» WHAT THIS TASK INVOLVES
Find every line below with the word "respirasome" in it, and copy each one.

» DATASET ENTRIES
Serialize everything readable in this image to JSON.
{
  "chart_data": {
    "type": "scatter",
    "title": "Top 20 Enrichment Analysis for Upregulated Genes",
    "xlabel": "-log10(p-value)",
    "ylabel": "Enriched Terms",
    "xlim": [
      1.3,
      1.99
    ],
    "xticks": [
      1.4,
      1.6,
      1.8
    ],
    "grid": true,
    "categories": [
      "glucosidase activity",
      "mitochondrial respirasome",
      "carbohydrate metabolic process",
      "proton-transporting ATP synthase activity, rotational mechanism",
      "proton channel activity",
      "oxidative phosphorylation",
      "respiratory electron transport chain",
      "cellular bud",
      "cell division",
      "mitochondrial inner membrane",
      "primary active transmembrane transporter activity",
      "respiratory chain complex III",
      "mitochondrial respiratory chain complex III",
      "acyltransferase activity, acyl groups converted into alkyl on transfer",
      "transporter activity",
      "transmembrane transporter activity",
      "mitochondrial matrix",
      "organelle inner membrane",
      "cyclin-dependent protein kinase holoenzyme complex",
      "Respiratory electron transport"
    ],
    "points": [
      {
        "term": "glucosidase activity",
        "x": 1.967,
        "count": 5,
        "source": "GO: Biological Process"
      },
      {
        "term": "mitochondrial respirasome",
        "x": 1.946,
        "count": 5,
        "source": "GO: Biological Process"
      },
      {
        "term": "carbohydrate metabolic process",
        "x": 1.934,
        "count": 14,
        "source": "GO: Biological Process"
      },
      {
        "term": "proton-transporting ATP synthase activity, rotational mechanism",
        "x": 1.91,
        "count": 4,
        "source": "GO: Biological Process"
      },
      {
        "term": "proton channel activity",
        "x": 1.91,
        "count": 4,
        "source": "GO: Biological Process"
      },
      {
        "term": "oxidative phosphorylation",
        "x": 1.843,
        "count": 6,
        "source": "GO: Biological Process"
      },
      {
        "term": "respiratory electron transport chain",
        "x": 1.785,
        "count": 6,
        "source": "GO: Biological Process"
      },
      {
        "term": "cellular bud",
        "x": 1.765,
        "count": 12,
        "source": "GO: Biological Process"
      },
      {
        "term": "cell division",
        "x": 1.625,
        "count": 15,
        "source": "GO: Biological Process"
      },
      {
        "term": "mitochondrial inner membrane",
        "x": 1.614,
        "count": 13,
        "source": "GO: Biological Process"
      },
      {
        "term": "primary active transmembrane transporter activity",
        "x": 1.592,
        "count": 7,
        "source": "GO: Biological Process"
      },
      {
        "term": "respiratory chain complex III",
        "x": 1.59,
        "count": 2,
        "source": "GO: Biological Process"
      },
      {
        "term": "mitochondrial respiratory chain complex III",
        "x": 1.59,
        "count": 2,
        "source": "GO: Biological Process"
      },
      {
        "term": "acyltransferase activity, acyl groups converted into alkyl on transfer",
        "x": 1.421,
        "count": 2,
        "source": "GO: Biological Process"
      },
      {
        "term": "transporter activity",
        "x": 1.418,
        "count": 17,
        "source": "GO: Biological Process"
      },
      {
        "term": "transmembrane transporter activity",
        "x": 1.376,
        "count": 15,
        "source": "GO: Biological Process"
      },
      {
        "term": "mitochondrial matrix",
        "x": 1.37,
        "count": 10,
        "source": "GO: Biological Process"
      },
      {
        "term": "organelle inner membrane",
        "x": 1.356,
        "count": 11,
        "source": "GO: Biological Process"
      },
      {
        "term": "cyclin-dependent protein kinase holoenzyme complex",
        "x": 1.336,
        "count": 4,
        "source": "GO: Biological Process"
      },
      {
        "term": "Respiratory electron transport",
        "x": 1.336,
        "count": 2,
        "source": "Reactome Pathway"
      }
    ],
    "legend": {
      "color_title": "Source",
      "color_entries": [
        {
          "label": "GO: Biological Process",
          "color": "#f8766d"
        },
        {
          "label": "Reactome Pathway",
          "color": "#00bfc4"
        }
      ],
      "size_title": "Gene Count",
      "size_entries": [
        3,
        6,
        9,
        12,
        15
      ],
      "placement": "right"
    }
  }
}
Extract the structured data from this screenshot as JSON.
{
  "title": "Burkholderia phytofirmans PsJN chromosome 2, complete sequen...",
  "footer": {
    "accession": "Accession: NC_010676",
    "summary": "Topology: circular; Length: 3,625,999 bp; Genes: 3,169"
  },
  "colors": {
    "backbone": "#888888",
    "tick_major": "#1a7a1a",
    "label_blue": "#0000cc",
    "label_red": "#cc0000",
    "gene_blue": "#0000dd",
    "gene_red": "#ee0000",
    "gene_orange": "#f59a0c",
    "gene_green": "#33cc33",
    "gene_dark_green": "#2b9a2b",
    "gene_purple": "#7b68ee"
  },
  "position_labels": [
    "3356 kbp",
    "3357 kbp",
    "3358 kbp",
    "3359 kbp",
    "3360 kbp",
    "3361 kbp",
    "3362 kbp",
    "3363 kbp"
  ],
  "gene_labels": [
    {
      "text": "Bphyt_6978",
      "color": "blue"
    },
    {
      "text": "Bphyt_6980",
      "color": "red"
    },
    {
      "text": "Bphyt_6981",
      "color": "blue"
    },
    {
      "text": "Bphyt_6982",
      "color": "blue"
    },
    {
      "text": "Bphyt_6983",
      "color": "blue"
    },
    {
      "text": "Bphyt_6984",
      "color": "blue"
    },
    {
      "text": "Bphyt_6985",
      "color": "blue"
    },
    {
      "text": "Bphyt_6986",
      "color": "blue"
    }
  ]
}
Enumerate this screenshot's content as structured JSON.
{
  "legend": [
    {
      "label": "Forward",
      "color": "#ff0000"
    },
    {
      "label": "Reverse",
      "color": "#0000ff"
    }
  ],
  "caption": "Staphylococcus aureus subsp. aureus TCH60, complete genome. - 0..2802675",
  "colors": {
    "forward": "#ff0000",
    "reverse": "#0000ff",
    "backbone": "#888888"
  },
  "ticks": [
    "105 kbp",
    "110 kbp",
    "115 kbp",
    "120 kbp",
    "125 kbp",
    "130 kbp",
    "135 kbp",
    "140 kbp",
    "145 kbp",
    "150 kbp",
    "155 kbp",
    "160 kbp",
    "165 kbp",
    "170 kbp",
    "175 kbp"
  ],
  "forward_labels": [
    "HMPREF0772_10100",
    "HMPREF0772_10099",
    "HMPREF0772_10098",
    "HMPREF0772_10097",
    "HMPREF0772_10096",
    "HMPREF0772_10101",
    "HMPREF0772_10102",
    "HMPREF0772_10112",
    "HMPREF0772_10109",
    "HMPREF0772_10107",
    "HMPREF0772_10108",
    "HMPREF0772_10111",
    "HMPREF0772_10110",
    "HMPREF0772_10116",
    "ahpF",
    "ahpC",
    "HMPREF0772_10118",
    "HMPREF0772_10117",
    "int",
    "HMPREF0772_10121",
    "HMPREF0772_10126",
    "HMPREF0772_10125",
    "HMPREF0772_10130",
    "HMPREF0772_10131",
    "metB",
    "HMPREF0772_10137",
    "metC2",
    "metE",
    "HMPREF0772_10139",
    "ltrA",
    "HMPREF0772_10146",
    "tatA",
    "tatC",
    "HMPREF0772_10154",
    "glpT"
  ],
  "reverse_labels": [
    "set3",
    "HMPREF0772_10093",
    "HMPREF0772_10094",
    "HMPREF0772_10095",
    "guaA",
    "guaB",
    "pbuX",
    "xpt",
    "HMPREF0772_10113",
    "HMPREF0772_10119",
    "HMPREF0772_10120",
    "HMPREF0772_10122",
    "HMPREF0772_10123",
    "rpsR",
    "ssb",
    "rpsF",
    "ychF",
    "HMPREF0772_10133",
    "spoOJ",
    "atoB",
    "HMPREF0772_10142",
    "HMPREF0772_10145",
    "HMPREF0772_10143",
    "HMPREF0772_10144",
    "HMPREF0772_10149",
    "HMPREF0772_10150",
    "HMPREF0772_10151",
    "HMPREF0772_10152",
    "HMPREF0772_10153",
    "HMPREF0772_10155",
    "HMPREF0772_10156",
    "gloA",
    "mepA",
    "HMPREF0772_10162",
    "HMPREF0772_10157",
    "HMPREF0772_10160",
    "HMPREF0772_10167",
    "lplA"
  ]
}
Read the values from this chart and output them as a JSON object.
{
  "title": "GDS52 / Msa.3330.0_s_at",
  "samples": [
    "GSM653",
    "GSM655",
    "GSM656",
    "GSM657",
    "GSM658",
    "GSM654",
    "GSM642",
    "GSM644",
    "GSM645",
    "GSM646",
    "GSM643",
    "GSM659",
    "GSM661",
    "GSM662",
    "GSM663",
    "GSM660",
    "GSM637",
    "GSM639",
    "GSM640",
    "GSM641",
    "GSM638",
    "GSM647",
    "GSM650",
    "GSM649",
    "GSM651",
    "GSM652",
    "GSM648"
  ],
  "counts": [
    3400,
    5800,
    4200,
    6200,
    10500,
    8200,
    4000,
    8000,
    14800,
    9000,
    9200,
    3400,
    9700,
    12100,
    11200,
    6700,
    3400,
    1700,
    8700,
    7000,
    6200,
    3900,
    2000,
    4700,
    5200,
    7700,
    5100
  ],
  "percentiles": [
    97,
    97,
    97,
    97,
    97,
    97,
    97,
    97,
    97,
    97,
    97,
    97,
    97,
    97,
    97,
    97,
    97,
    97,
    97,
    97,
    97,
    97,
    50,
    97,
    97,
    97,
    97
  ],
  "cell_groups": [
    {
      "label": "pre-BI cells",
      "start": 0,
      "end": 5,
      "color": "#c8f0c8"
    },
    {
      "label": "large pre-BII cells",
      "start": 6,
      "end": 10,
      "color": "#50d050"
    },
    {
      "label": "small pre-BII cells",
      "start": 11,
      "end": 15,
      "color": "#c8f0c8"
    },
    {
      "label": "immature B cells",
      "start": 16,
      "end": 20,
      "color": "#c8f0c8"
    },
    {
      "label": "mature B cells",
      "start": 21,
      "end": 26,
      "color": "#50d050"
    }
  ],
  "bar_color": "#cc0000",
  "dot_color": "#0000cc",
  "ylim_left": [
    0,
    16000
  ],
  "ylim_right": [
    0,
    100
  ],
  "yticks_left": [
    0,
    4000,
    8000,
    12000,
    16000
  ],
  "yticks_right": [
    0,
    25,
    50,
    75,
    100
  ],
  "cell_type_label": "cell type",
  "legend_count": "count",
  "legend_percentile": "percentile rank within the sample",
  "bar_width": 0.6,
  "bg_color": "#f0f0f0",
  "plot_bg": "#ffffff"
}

» PROBLEM SOLUTION
      "mitochondrial respirasome",
        "term": "mitochondrial respirasome",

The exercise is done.